"""

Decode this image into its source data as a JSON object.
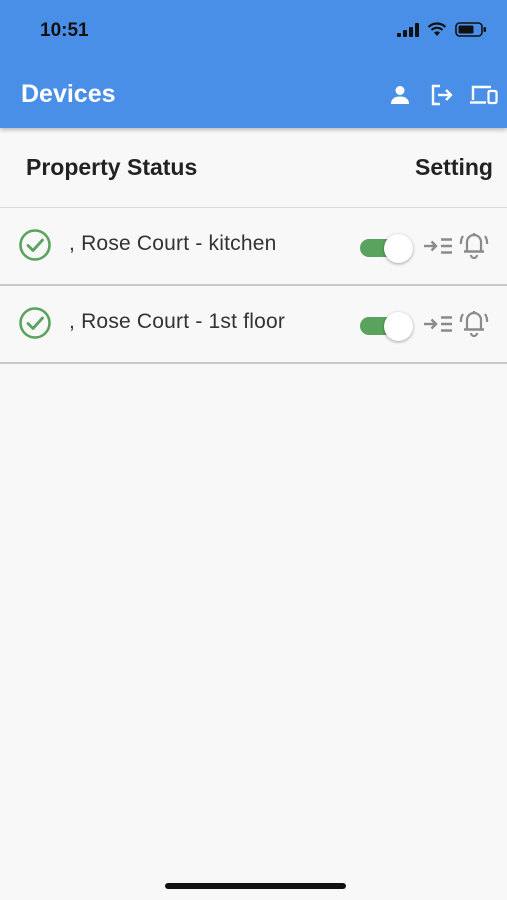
{
  "status_bar": {
    "time": "10:51"
  },
  "appbar": {
    "title": "Devices",
    "actions": [
      {
        "icon": "person-icon"
      },
      {
        "icon": "logout-icon"
      },
      {
        "icon": "devices-icon"
      }
    ]
  },
  "table": {
    "header": {
      "left": "Property Status",
      "right": "Setting"
    },
    "rows": [
      {
        "status_icon": "check-circle-icon",
        "name": ", Rose Court - kitchen",
        "toggle_on": true
      },
      {
        "status_icon": "check-circle-icon",
        "name": ", Rose Court - 1st floor",
        "toggle_on": true
      }
    ]
  },
  "colors": {
    "appbar": "#4a8fe7",
    "status_ok": "#5aa35e",
    "toggle_on": "#5aa35e",
    "background": "#f8f8f8"
  }
}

"""

* **What you need to do**
Except for the pictures, print the data above exactly.

* **Result**
Decode this image into its source data as a JSON object.
{
  "status_bar": {
    "time": "10:51"
  },
  "appbar": {
    "title": "Devices",
    "actions": [
      {
        "icon": "person-icon"
      },
      {
        "icon": "logout-icon"
      },
      {
        "icon": "devices-icon"
      }
    ]
  },
  "table": {
    "header": {
      "left": "Property Status",
      "right": "Setting"
    },
    "rows": [
      {
        "status_icon": "check-circle-icon",
        "name": ", Rose Court - kitchen",
        "toggle_on": true
      },
      {
        "status_icon": "check-circle-icon",
        "name": ", Rose Court - 1st floor",
        "toggle_on": true
      }
    ]
  },
  "colors": {
    "appbar": "#4a8fe7",
    "status_ok": "#5aa35e",
    "toggle_on": "#5aa35e",
    "background": "#f8f8f8"
  }
}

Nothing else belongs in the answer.